[START MATERIAL]

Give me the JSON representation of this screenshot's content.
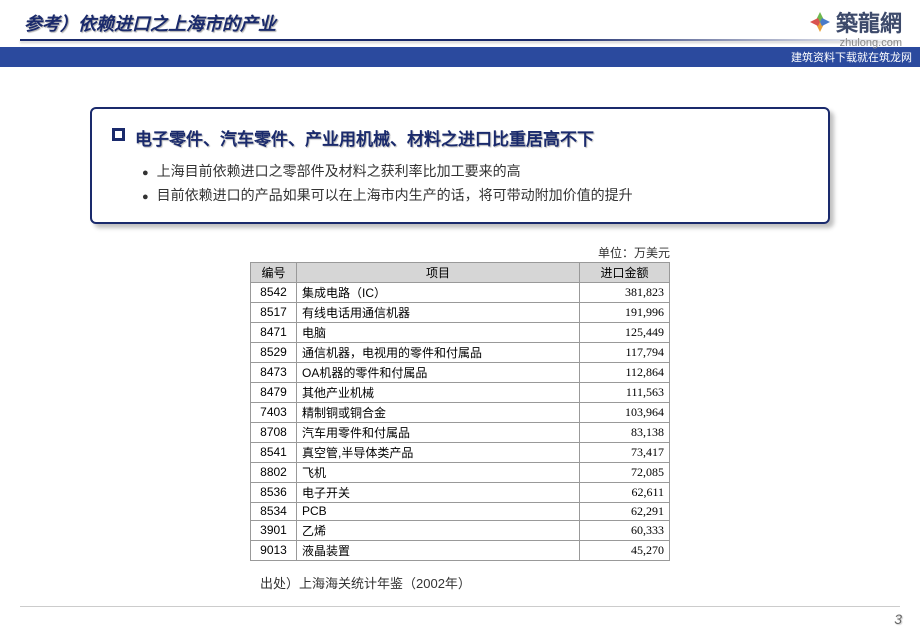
{
  "header": {
    "title": "参考）依赖进口之上海市的产业",
    "logo_text": "築龍網",
    "logo_sub": "zhulong.com",
    "banner": "建筑资料下载就在筑龙网"
  },
  "summary": {
    "heading": "电子零件、汽车零件、产业用机械、材料之进口比重居高不下",
    "bullets": [
      "上海目前依赖进口之零部件及材料之获利率比加工要来的高",
      "目前依赖进口的产品如果可以在上海市内生产的话，将可带动附加价值的提升"
    ]
  },
  "table": {
    "unit": "单位：万美元",
    "columns": [
      "编号",
      "项目",
      "进口金额"
    ],
    "rows": [
      {
        "code": "8542",
        "item": "集成电路（IC）",
        "amount": "381,823"
      },
      {
        "code": "8517",
        "item": "有线电话用通信机器",
        "amount": "191,996"
      },
      {
        "code": "8471",
        "item": "电脑",
        "amount": "125,449"
      },
      {
        "code": "8529",
        "item": "通信机器，电视用的零件和付属品",
        "amount": "117,794"
      },
      {
        "code": "8473",
        "item": "OA机器的零件和付属品",
        "amount": "112,864"
      },
      {
        "code": "8479",
        "item": "其他产业机械",
        "amount": "111,563"
      },
      {
        "code": "7403",
        "item": "精制铜或铜合金",
        "amount": "103,964"
      },
      {
        "code": "8708",
        "item": "汽车用零件和付属品",
        "amount": "83,138"
      },
      {
        "code": "8541",
        "item": "真空管,半导体类产品",
        "amount": "73,417"
      },
      {
        "code": "8802",
        "item": "飞机",
        "amount": "72,085"
      },
      {
        "code": "8536",
        "item": "电子开关",
        "amount": "62,611"
      },
      {
        "code": "8534",
        "item": "PCB",
        "amount": "62,291"
      },
      {
        "code": "3901",
        "item": "乙烯",
        "amount": "60,333"
      },
      {
        "code": "9013",
        "item": "液晶装置",
        "amount": "45,270"
      }
    ],
    "source": "出处）上海海关统计年鉴（2002年）"
  },
  "page_number": "3"
}
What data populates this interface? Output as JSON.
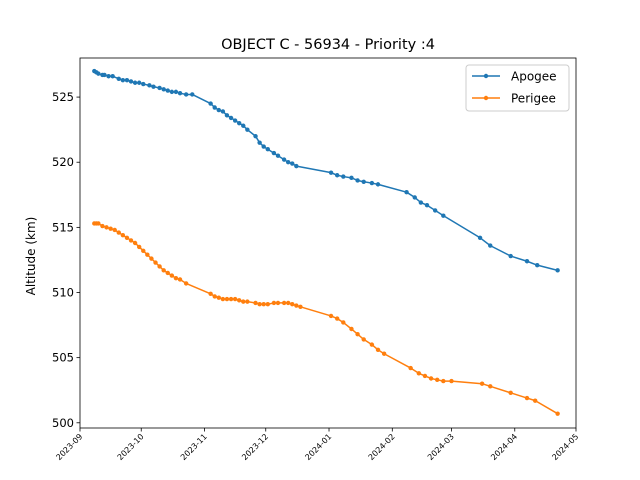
{
  "chart_data": {
    "type": "line",
    "title": "OBJECT C - 56934 - Priority :4",
    "xlabel": "",
    "ylabel": "Altitude (km)",
    "xlim": [
      "2023-09-01",
      "2024-05-01"
    ],
    "ylim": [
      499.6,
      528.0
    ],
    "x_ticks": [
      "2023-09",
      "2023-10",
      "2023-11",
      "2023-12",
      "2024-01",
      "2024-02",
      "2024-03",
      "2024-04",
      "2024-05"
    ],
    "y_ticks": [
      500,
      505,
      510,
      515,
      520,
      525
    ],
    "legend_position": "top-right",
    "grid": false,
    "series": [
      {
        "name": "Apogee",
        "color": "#1f77b4",
        "points": [
          [
            "2023-09-08",
            527.0
          ],
          [
            "2023-09-09",
            526.9
          ],
          [
            "2023-09-10",
            526.8
          ],
          [
            "2023-09-12",
            526.7
          ],
          [
            "2023-09-13",
            526.7
          ],
          [
            "2023-09-15",
            526.6
          ],
          [
            "2023-09-17",
            526.6
          ],
          [
            "2023-09-20",
            526.4
          ],
          [
            "2023-09-22",
            526.3
          ],
          [
            "2023-09-24",
            526.3
          ],
          [
            "2023-09-26",
            526.2
          ],
          [
            "2023-09-28",
            526.1
          ],
          [
            "2023-09-30",
            526.1
          ],
          [
            "2023-10-02",
            526.0
          ],
          [
            "2023-10-05",
            525.9
          ],
          [
            "2023-10-07",
            525.8
          ],
          [
            "2023-10-10",
            525.7
          ],
          [
            "2023-10-12",
            525.6
          ],
          [
            "2023-10-14",
            525.5
          ],
          [
            "2023-10-16",
            525.4
          ],
          [
            "2023-10-18",
            525.4
          ],
          [
            "2023-10-20",
            525.3
          ],
          [
            "2023-10-23",
            525.2
          ],
          [
            "2023-10-26",
            525.2
          ],
          [
            "2023-11-04",
            524.5
          ],
          [
            "2023-11-06",
            524.2
          ],
          [
            "2023-11-08",
            524.0
          ],
          [
            "2023-11-10",
            523.9
          ],
          [
            "2023-11-12",
            523.6
          ],
          [
            "2023-11-14",
            523.4
          ],
          [
            "2023-11-16",
            523.2
          ],
          [
            "2023-11-18",
            523.0
          ],
          [
            "2023-11-20",
            522.8
          ],
          [
            "2023-11-22",
            522.5
          ],
          [
            "2023-11-26",
            522.0
          ],
          [
            "2023-11-28",
            521.5
          ],
          [
            "2023-11-30",
            521.2
          ],
          [
            "2023-12-02",
            521.0
          ],
          [
            "2023-12-05",
            520.7
          ],
          [
            "2023-12-07",
            520.5
          ],
          [
            "2023-12-10",
            520.2
          ],
          [
            "2023-12-12",
            520.0
          ],
          [
            "2023-12-14",
            519.9
          ],
          [
            "2023-12-16",
            519.7
          ],
          [
            "2024-01-02",
            519.2
          ],
          [
            "2024-01-05",
            519.0
          ],
          [
            "2024-01-08",
            518.9
          ],
          [
            "2024-01-12",
            518.8
          ],
          [
            "2024-01-15",
            518.6
          ],
          [
            "2024-01-18",
            518.5
          ],
          [
            "2024-01-22",
            518.4
          ],
          [
            "2024-01-25",
            518.3
          ],
          [
            "2024-02-08",
            517.7
          ],
          [
            "2024-02-12",
            517.3
          ],
          [
            "2024-02-15",
            516.9
          ],
          [
            "2024-02-18",
            516.7
          ],
          [
            "2024-02-22",
            516.3
          ],
          [
            "2024-02-26",
            515.9
          ],
          [
            "2024-03-15",
            514.2
          ],
          [
            "2024-03-20",
            513.6
          ],
          [
            "2024-03-30",
            512.8
          ],
          [
            "2024-04-07",
            512.4
          ],
          [
            "2024-04-12",
            512.1
          ],
          [
            "2024-04-22",
            511.7
          ]
        ]
      },
      {
        "name": "Perigee",
        "color": "#ff7f0e",
        "points": [
          [
            "2023-09-08",
            515.3
          ],
          [
            "2023-09-09",
            515.3
          ],
          [
            "2023-09-10",
            515.3
          ],
          [
            "2023-09-12",
            515.1
          ],
          [
            "2023-09-14",
            515.0
          ],
          [
            "2023-09-16",
            514.9
          ],
          [
            "2023-09-18",
            514.8
          ],
          [
            "2023-09-20",
            514.6
          ],
          [
            "2023-09-22",
            514.4
          ],
          [
            "2023-09-24",
            514.2
          ],
          [
            "2023-09-26",
            514.0
          ],
          [
            "2023-09-28",
            513.8
          ],
          [
            "2023-09-30",
            513.5
          ],
          [
            "2023-10-02",
            513.2
          ],
          [
            "2023-10-04",
            512.9
          ],
          [
            "2023-10-06",
            512.6
          ],
          [
            "2023-10-08",
            512.3
          ],
          [
            "2023-10-10",
            512.0
          ],
          [
            "2023-10-12",
            511.7
          ],
          [
            "2023-10-14",
            511.5
          ],
          [
            "2023-10-16",
            511.3
          ],
          [
            "2023-10-18",
            511.1
          ],
          [
            "2023-10-20",
            511.0
          ],
          [
            "2023-10-23",
            510.7
          ],
          [
            "2023-11-04",
            509.9
          ],
          [
            "2023-11-06",
            509.7
          ],
          [
            "2023-11-08",
            509.6
          ],
          [
            "2023-11-10",
            509.5
          ],
          [
            "2023-11-12",
            509.5
          ],
          [
            "2023-11-14",
            509.5
          ],
          [
            "2023-11-16",
            509.5
          ],
          [
            "2023-11-18",
            509.4
          ],
          [
            "2023-11-20",
            509.3
          ],
          [
            "2023-11-22",
            509.3
          ],
          [
            "2023-11-26",
            509.2
          ],
          [
            "2023-11-28",
            509.1
          ],
          [
            "2023-11-30",
            509.1
          ],
          [
            "2023-12-02",
            509.1
          ],
          [
            "2023-12-05",
            509.2
          ],
          [
            "2023-12-07",
            509.2
          ],
          [
            "2023-12-10",
            509.2
          ],
          [
            "2023-12-12",
            509.2
          ],
          [
            "2023-12-14",
            509.1
          ],
          [
            "2023-12-16",
            509.0
          ],
          [
            "2023-12-18",
            508.9
          ],
          [
            "2024-01-02",
            508.2
          ],
          [
            "2024-01-05",
            508.0
          ],
          [
            "2024-01-08",
            507.7
          ],
          [
            "2024-01-12",
            507.2
          ],
          [
            "2024-01-15",
            506.8
          ],
          [
            "2024-01-18",
            506.4
          ],
          [
            "2024-01-22",
            506.0
          ],
          [
            "2024-01-25",
            505.6
          ],
          [
            "2024-01-28",
            505.3
          ],
          [
            "2024-02-10",
            504.2
          ],
          [
            "2024-02-14",
            503.8
          ],
          [
            "2024-02-17",
            503.6
          ],
          [
            "2024-02-20",
            503.4
          ],
          [
            "2024-02-23",
            503.3
          ],
          [
            "2024-02-26",
            503.2
          ],
          [
            "2024-03-01",
            503.2
          ],
          [
            "2024-03-16",
            503.0
          ],
          [
            "2024-03-20",
            502.8
          ],
          [
            "2024-03-30",
            502.3
          ],
          [
            "2024-04-07",
            501.9
          ],
          [
            "2024-04-11",
            501.7
          ],
          [
            "2024-04-22",
            500.7
          ]
        ]
      }
    ]
  }
}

[END MATERIAL]

* _WHAT YOU HAVE TO DO_:
Which lines in the data above contain "JSON"? Show each one.

* _OUTPUT OF THE TASK_:
Give me the JSON representation of this screenshot's content.
What data populates this interface? Output as JSON.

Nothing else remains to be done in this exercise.